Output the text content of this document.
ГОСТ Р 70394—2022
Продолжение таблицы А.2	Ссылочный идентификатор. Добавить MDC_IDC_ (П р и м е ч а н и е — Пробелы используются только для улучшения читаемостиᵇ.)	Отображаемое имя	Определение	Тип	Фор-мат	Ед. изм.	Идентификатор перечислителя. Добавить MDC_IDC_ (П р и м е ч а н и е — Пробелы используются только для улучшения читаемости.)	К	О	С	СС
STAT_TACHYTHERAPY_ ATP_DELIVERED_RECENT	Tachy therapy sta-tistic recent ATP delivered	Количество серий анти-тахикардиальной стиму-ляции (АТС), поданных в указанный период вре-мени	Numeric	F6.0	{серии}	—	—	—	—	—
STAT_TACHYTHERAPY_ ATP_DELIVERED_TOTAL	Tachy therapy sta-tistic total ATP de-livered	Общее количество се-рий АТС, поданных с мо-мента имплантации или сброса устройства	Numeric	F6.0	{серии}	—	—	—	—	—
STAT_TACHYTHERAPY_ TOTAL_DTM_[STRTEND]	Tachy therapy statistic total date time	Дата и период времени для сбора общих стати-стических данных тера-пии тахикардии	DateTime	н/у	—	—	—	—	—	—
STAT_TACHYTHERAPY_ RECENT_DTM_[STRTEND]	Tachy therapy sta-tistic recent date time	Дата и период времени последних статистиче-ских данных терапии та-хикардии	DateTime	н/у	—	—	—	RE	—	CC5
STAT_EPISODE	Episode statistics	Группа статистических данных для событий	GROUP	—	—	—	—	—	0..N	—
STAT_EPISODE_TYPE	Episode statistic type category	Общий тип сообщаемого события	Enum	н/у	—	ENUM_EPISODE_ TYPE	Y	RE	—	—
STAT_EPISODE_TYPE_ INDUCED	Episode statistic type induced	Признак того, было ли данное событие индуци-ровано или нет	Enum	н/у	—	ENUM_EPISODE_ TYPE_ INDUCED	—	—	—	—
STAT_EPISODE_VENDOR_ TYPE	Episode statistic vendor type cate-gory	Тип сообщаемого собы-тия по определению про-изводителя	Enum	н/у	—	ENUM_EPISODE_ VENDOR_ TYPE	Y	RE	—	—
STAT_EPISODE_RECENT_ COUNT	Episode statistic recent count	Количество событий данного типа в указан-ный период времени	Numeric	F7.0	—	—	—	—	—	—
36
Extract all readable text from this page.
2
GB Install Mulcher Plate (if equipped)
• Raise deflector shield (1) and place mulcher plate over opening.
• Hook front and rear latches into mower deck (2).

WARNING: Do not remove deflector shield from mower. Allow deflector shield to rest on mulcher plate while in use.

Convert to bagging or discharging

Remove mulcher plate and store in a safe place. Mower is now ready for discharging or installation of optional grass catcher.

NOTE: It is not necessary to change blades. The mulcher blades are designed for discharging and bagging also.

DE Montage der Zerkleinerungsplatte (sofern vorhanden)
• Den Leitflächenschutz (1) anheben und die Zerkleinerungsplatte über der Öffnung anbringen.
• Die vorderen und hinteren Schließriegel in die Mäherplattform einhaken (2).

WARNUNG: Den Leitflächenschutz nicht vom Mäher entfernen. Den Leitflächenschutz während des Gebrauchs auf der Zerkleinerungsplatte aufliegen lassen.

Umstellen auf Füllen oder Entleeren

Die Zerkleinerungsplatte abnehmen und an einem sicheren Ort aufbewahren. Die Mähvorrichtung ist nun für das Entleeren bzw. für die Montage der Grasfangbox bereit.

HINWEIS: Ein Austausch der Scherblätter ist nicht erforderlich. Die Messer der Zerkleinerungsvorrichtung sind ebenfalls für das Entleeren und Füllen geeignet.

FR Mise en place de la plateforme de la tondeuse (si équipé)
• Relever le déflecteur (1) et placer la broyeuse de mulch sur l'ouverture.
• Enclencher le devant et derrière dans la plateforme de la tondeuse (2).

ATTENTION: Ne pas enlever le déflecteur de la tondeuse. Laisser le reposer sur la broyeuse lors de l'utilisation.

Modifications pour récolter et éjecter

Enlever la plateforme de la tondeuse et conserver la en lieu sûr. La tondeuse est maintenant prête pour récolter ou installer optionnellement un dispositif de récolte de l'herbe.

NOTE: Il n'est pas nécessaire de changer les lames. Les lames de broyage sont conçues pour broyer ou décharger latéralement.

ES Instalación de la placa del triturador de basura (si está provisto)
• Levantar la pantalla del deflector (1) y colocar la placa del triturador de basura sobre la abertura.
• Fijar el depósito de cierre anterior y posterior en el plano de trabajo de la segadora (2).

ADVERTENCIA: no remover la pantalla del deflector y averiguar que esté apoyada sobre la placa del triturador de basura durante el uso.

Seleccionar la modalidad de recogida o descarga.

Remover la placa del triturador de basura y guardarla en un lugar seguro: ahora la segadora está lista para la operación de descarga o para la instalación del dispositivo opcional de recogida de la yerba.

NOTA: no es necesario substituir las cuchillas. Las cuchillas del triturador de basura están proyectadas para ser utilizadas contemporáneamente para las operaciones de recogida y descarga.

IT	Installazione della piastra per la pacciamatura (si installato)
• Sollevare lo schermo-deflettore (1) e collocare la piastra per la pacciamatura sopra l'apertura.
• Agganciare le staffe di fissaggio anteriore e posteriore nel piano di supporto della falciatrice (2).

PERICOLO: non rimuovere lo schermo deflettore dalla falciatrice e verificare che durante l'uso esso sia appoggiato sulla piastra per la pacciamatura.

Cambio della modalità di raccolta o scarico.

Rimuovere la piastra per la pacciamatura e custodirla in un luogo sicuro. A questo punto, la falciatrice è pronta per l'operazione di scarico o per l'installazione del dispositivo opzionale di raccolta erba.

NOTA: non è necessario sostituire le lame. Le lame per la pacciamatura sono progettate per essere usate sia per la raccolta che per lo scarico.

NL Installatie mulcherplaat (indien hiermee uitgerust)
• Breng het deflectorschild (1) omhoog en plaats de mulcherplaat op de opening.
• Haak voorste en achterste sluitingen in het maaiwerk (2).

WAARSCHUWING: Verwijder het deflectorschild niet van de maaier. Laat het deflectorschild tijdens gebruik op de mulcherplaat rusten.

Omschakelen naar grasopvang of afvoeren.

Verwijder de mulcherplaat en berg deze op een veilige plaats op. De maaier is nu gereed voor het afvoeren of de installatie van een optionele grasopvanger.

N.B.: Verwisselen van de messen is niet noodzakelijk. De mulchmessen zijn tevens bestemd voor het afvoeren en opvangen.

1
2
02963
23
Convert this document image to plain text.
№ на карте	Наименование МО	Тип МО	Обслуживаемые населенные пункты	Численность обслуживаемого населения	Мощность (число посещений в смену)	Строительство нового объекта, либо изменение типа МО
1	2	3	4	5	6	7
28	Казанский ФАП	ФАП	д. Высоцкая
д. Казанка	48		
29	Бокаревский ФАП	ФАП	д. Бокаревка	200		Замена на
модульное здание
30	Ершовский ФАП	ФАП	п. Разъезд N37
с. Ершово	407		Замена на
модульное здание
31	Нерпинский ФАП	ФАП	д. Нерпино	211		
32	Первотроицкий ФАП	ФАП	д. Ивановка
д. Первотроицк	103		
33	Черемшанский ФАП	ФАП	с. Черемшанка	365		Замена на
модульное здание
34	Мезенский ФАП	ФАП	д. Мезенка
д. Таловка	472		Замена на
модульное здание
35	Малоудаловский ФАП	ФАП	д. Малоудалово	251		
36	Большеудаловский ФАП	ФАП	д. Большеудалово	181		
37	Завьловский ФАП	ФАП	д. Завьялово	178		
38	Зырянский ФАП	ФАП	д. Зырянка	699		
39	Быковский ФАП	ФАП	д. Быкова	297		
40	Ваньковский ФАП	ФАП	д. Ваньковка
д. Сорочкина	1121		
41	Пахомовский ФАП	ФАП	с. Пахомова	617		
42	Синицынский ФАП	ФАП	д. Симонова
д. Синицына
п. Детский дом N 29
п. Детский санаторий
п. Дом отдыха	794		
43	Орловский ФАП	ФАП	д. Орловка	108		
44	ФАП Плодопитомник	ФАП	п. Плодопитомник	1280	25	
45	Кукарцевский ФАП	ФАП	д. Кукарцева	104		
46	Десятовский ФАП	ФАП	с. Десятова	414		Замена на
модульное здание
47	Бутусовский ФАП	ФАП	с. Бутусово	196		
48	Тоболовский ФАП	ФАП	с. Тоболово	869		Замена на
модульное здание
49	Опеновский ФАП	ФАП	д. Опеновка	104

================

§ Task brief: Repeat word for word each line from the one with "Convert this document image to plain text." to the end of the records above, inclusive.

§ Solution for this task:
Convert this document image to plain text.
№ на карте	Наименование МО	Тип МО	Обслуживаемые населенные пункты	Численность обслуживаемого населения	Мощность (число посещений в смену)	Строительство нового объекта, либо изменение типа МО
1	2	3	4	5	6	7
28	Казанский ФАП	ФАП	д. Высоцкая
д. Казанка	48		
29	Бокаревский ФАП	ФАП	д. Бокаревка	200		Замена на
модульное здание
30	Ершовский ФАП	ФАП	п. Разъезд N37
с. Ершово	407		Замена на
модульное здание
31	Нерпинский ФАП	ФАП	д. Нерпино	211		
32	Первотроицкий ФАП	ФАП	д. Ивановка
д. Первотроицк	103		
33	Черемшанский ФАП	ФАП	с. Черемшанка	365		Замена на
модульное здание
34	Мезенский ФАП	ФАП	д. Мезенка
д. Таловка	472		Замена на
модульное здание
35	Малоудаловский ФАП	ФАП	д. Малоудалово	251		
36	Большеудаловский ФАП	ФАП	д. Большеудалово	181		
37	Завьловский ФАП	ФАП	д. Завьялово	178		
38	Зырянский ФАП	ФАП	д. Зырянка	699		
39	Быковский ФАП	ФАП	д. Быкова	297		
40	Ваньковский ФАП	ФАП	д. Ваньковка
д. Сорочкина	1121		
41	Пахомовский ФАП	ФАП	с. Пахомова	617		
42	Синицынский ФАП	ФАП	д. Симонова
д. Синицына
п. Детский дом N 29
п. Детский санаторий
п. Дом отдыха	794		
43	Орловский ФАП	ФАП	д. Орловка	108		
44	ФАП Плодопитомник	ФАП	п. Плодопитомник	1280	25	
45	Кукарцевский ФАП	ФАП	д. Кукарцева	104		
46	Десятовский ФАП	ФАП	с. Десятова	414		Замена на
модульное здание
47	Бутусовский ФАП	ФАП	с. Бутусово	196		
48	Тоболовский ФАП	ФАП	с. Тоболово	869		Замена на
модульное здание
49	Опеновский ФАП	ФАП	д. Опеновка	104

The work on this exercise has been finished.